■ Directions
Can you transcribe the data exactly? Leave the pictures out.
= = = = =
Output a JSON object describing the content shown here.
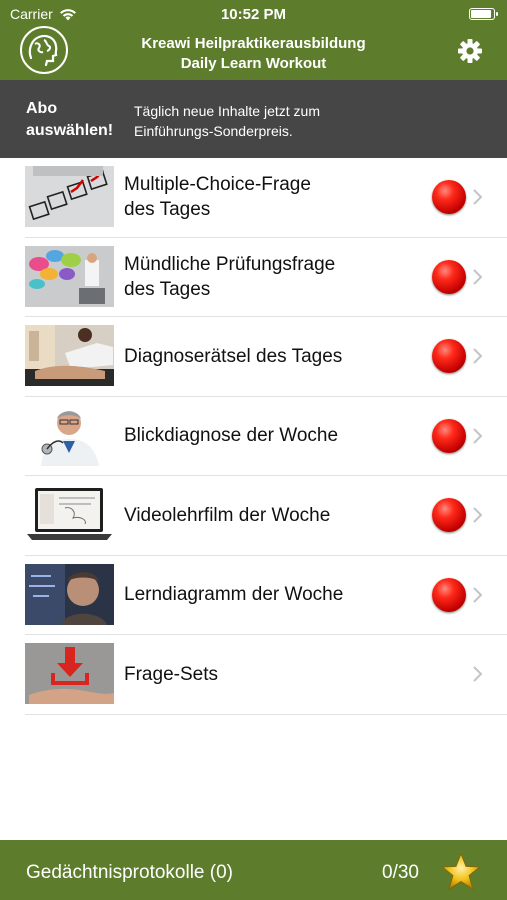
{
  "status_bar": {
    "carrier": "Carrier",
    "time": "10:52 PM"
  },
  "header": {
    "title_line1": "Kreawi Heilpraktikerausbildung",
    "title_line2": "Daily Learn Workout",
    "logo_icon": "head-globe-icon",
    "settings_icon": "gear-icon"
  },
  "promo": {
    "button_line1": "Abo",
    "button_line2": "auswählen!",
    "text_line1": "Täglich neue Inhalte jetzt zum",
    "text_line2": "Einführungs-Sonderpreis."
  },
  "list": {
    "items": [
      {
        "line1": "Multiple-Choice-Frage",
        "line2": "des Tages",
        "thumb": "checkbox-ballot-image",
        "badge": "red-indicator"
      },
      {
        "line1": "Mündliche Prüfungsfrage",
        "line2": "des Tages",
        "thumb": "speech-bubbles-image",
        "badge": "red-indicator"
      },
      {
        "line1": "Diagnoserätsel des Tages",
        "line2": "",
        "thumb": "physiotherapy-image",
        "badge": "red-indicator"
      },
      {
        "line1": "Blickdiagnose der Woche",
        "line2": "",
        "thumb": "doctor-stethoscope-image",
        "badge": "red-indicator"
      },
      {
        "line1": "Videolehrfilm der Woche",
        "line2": "",
        "thumb": "laptop-video-image",
        "badge": "red-indicator"
      },
      {
        "line1": "Lerndiagramm der Woche",
        "line2": "",
        "thumb": "man-diagram-image",
        "badge": "red-indicator"
      },
      {
        "line1": "Frage-Sets",
        "line2": "",
        "thumb": "download-hand-image",
        "badge": ""
      }
    ]
  },
  "bottom_bar": {
    "label": "Gedächtnisprotokolle (0)",
    "count": "0/30",
    "star_icon": "star-icon"
  },
  "colors": {
    "header_green": "#5d7d2c",
    "promo_gray": "#464646",
    "indicator_red": "#e00000"
  }
}
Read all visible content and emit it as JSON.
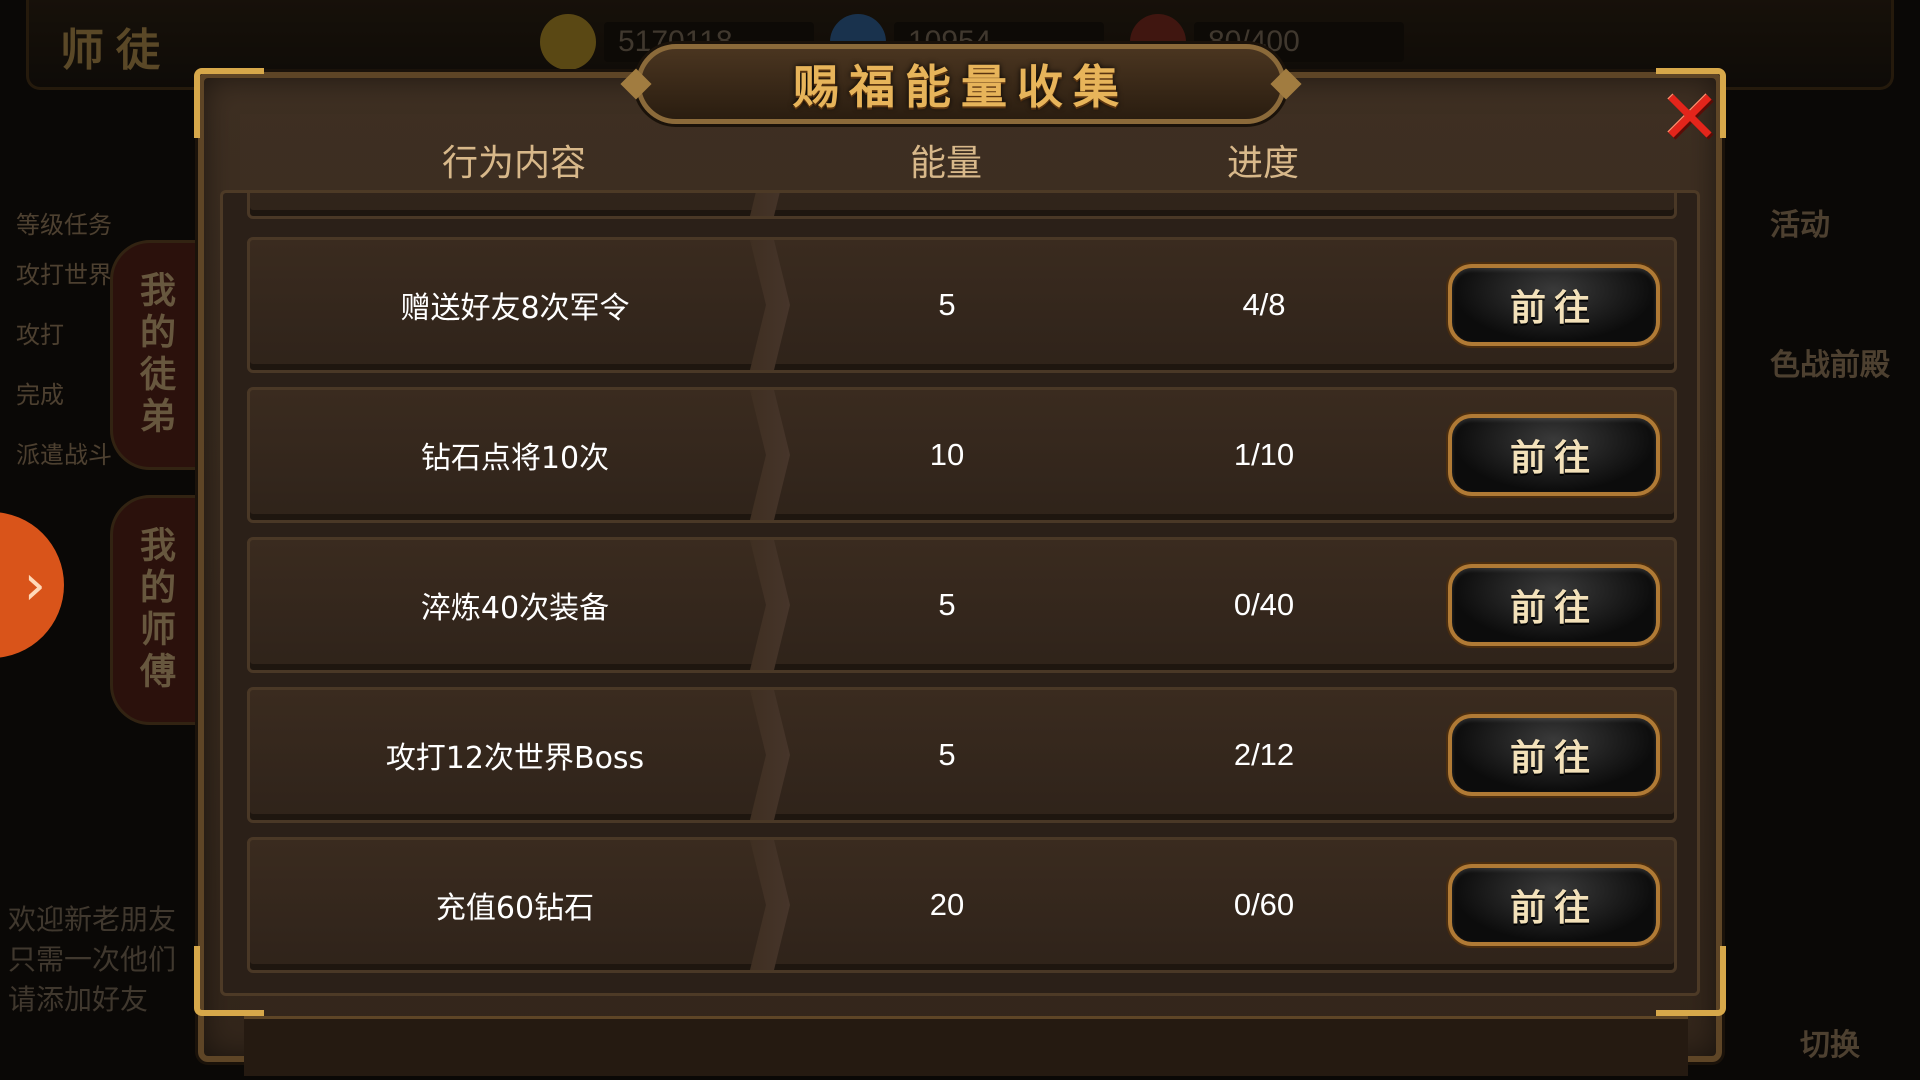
{
  "background": {
    "title": "师徒",
    "resources": [
      {
        "icon": "gold-coin-icon",
        "value": "5170118",
        "color": "#c9a028"
      },
      {
        "icon": "globe-icon",
        "value": "10954",
        "color": "#2f6db0"
      },
      {
        "icon": "stamina-icon",
        "value": "80/400",
        "color": "#8a2a1e"
      }
    ],
    "left_lines": [
      "等级任务",
      "攻打世界",
      "攻打",
      "完成",
      "派遣战斗"
    ],
    "tabs": [
      "我的徒弟",
      "我的师傅"
    ],
    "chat_lines": [
      "欢迎新老朋友",
      "只需一次他们",
      "请添加好友"
    ],
    "right_labels": [
      "活动",
      "色战前殿",
      "切换"
    ]
  },
  "dialog": {
    "title": "赐福能量收集",
    "close_icon": "close-x-icon",
    "columns": {
      "action": "行为内容",
      "energy": "能量",
      "progress": "进度"
    },
    "rows": [
      {
        "action": "赠送好友8次军令",
        "energy": "5",
        "progress": "4/8",
        "button": "前往"
      },
      {
        "action": "钻石点将10次",
        "energy": "10",
        "progress": "1/10",
        "button": "前往"
      },
      {
        "action": "淬炼40次装备",
        "energy": "5",
        "progress": "0/40",
        "button": "前往"
      },
      {
        "action": "攻打12次世界Boss",
        "energy": "5",
        "progress": "2/12",
        "button": "前往"
      },
      {
        "action": "充值60钻石",
        "energy": "20",
        "progress": "0/60",
        "button": "前往"
      }
    ]
  },
  "side_arrow": "›"
}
= = = = =
■ Exercise answer
Output a JSON object describing the content shown here.
{
  "status_bar": {
    "carrier": "Carrier",
    "time": "10:52 PM"
  },
  "header": {
    "title_line1": "Kreawi Heilpraktikerausbildung",
    "title_line2": "Daily Learn Workout",
    "logo_icon": "head-globe-icon",
    "settings_icon": "gear-icon"
  },
  "promo": {
    "button_line1": "Abo",
    "button_line2": "auswählen!",
    "text_line1": "Täglich neue Inhalte jetzt zum",
    "text_line2": "Einführungs-Sonderpreis."
  },
  "list": {
    "items": [
      {
        "line1": "Multiple-Choice-Frage",
        "line2": "des Tages",
        "thumb": "checkbox-ballot-image",
        "badge": "red-indicator"
      },
      {
        "line1": "Mündliche Prüfungsfrage",
        "line2": "des Tages",
        "thumb": "speech-bubbles-image",
        "badge": "red-indicator"
      },
      {
        "line1": "Diagnoserätsel des Tages",
        "line2": "",
        "thumb": "physiotherapy-image",
        "badge": "red-indicator"
      },
      {
        "line1": "Blickdiagnose der Woche",
        "line2": "",
        "thumb": "doctor-stethoscope-image",
        "badge": "red-indicator"
      },
      {
        "line1": "Videolehrfilm der Woche",
        "line2": "",
        "thumb": "laptop-video-image",
        "badge": "red-indicator"
      },
      {
        "line1": "Lerndiagramm der Woche",
        "line2": "",
        "thumb": "man-diagram-image",
        "badge": "red-indicator"
      },
      {
        "line1": "Frage-Sets",
        "line2": "",
        "thumb": "download-hand-image",
        "badge": ""
      }
    ]
  },
  "bottom_bar": {
    "label": "Gedächtnisprotokolle (0)",
    "count": "0/30",
    "star_icon": "star-icon"
  },
  "colors": {
    "header_green": "#5d7d2c",
    "promo_gray": "#464646",
    "indicator_red": "#e00000"
  }
}
Read all visible content and emit it as JSON.
{
  "background": {
    "title": "师徒",
    "resources": [
      {
        "icon": "gold-coin-icon",
        "value": "5170118",
        "color": "#c9a028"
      },
      {
        "icon": "globe-icon",
        "value": "10954",
        "color": "#2f6db0"
      },
      {
        "icon": "stamina-icon",
        "value": "80/400",
        "color": "#8a2a1e"
      }
    ],
    "left_lines": [
      "等级任务",
      "攻打世界",
      "攻打",
      "完成",
      "派遣战斗"
    ],
    "tabs": [
      "我的徒弟",
      "我的师傅"
    ],
    "chat_lines": [
      "欢迎新老朋友",
      "只需一次他们",
      "请添加好友"
    ],
    "right_labels": [
      "活动",
      "色战前殿",
      "切换"
    ]
  },
  "dialog": {
    "title": "赐福能量收集",
    "close_icon": "close-x-icon",
    "columns": {
      "action": "行为内容",
      "energy": "能量",
      "progress": "进度"
    },
    "rows": [
      {
        "action": "赠送好友8次军令",
        "energy": "5",
        "progress": "4/8",
        "button": "前往"
      },
      {
        "action": "钻石点将10次",
        "energy": "10",
        "progress": "1/10",
        "button": "前往"
      },
      {
        "action": "淬炼40次装备",
        "energy": "5",
        "progress": "0/40",
        "button": "前往"
      },
      {
        "action": "攻打12次世界Boss",
        "energy": "5",
        "progress": "2/12",
        "button": "前往"
      },
      {
        "action": "充值60钻石",
        "energy": "20",
        "progress": "0/60",
        "button": "前往"
      }
    ]
  },
  "side_arrow": "›"
}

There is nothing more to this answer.